- Given data:
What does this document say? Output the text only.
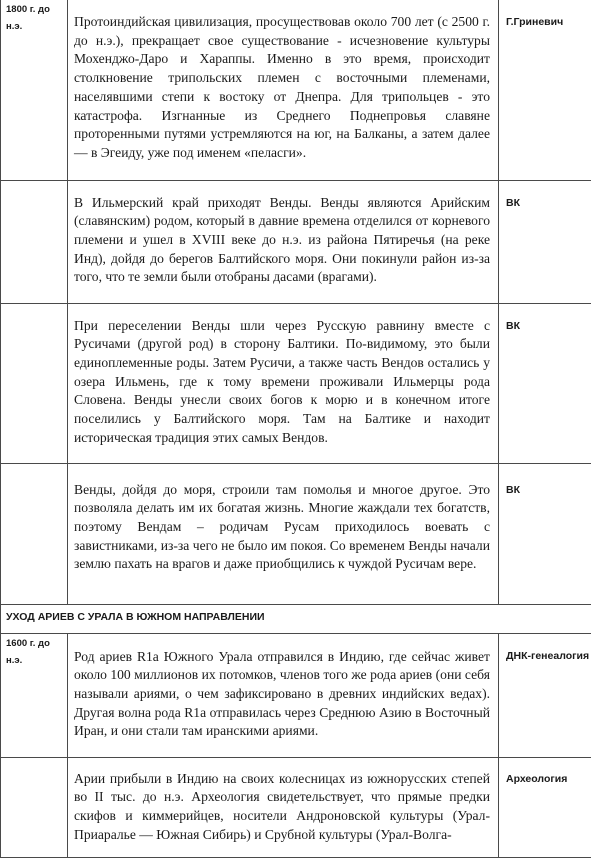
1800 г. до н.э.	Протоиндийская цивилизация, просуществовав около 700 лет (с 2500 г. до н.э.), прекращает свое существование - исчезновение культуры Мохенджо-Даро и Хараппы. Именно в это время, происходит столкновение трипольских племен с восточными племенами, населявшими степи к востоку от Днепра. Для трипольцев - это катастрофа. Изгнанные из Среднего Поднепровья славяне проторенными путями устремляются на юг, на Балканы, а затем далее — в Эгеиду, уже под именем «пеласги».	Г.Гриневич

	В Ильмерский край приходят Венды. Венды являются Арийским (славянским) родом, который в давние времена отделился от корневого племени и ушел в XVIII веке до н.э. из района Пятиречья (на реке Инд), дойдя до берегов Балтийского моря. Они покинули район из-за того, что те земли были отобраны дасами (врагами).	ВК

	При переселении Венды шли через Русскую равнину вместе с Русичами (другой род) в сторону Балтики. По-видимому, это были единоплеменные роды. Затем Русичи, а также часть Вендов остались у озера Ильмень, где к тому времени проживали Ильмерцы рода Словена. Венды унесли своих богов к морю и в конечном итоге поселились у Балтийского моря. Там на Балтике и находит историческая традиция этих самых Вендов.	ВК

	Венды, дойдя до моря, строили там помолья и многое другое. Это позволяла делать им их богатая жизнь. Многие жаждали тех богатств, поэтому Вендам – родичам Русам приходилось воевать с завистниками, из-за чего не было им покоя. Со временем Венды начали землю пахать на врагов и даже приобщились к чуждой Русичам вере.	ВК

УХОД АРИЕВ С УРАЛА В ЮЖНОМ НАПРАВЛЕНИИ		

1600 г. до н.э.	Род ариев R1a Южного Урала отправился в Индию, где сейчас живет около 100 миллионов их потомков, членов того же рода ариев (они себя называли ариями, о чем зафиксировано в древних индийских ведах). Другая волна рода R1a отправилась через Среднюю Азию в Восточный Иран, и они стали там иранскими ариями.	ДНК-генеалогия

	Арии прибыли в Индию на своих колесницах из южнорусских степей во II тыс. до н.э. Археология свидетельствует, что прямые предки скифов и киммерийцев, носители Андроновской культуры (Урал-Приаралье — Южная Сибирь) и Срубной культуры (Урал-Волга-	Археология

- Prompt: Omit the pictures, then output the rest of the listing exactly.

- Task answer:
What does this document say? Output the text only.
1800 г. до н.э.	Протоиндийская цивилизация, просуществовав около 700 лет (с 2500 г. до н.э.), прекращает свое существование - исчезновение культуры Мохенджо-Даро и Хараппы. Именно в это время, происходит столкновение трипольских племен с восточными племенами, населявшими степи к востоку от Днепра. Для трипольцев - это катастрофа. Изгнанные из Среднего Поднепровья славяне проторенными путями устремляются на юг, на Балканы, а затем далее — в Эгеиду, уже под именем «пеласги».	Г.Гриневич

	В Ильмерский край приходят Венды. Венды являются Арийским (славянским) родом, который в давние времена отделился от корневого племени и ушел в XVIII веке до н.э. из района Пятиречья (на реке Инд), дойдя до берегов Балтийского моря. Они покинули район из-за того, что те земли были отобраны дасами (врагами).	ВК

	При переселении Венды шли через Русскую равнину вместе с Русичами (другой род) в сторону Балтики. По-видимому, это были единоплеменные роды. Затем Русичи, а также часть Вендов остались у озера Ильмень, где к тому времени проживали Ильмерцы рода Словена. Венды унесли своих богов к морю и в конечном итоге поселились у Балтийского моря. Там на Балтике и находит историческая традиция этих самых Вендов.	ВК

	Венды, дойдя до моря, строили там помолья и многое другое. Это позволяла делать им их богатая жизнь. Многие жаждали тех богатств, поэтому Вендам – родичам Русам приходилось воевать с завистниками, из-за чего не было им покоя. Со временем Венды начали землю пахать на врагов и даже приобщились к чуждой Русичам вере.	ВК

УХОД АРИЕВ С УРАЛА В ЮЖНОМ НАПРАВЛЕНИИ		

1600 г. до н.э.	Род ариев R1a Южного Урала отправился в Индию, где сейчас живет около 100 миллионов их потомков, членов того же рода ариев (они себя называли ариями, о чем зафиксировано в древних индийских ведах). Другая волна рода R1a отправилась через Среднюю Азию в Восточный Иран, и они стали там иранскими ариями.	ДНК-генеалогия

	Арии прибыли в Индию на своих колесницах из южнорусских степей во II тыс. до н.э. Археология свидетельствует, что прямые предки скифов и киммерийцев, носители Андроновской культуры (Урал-Приаралье — Южная Сибирь) и Срубной культуры (Урал-Волга-	Археология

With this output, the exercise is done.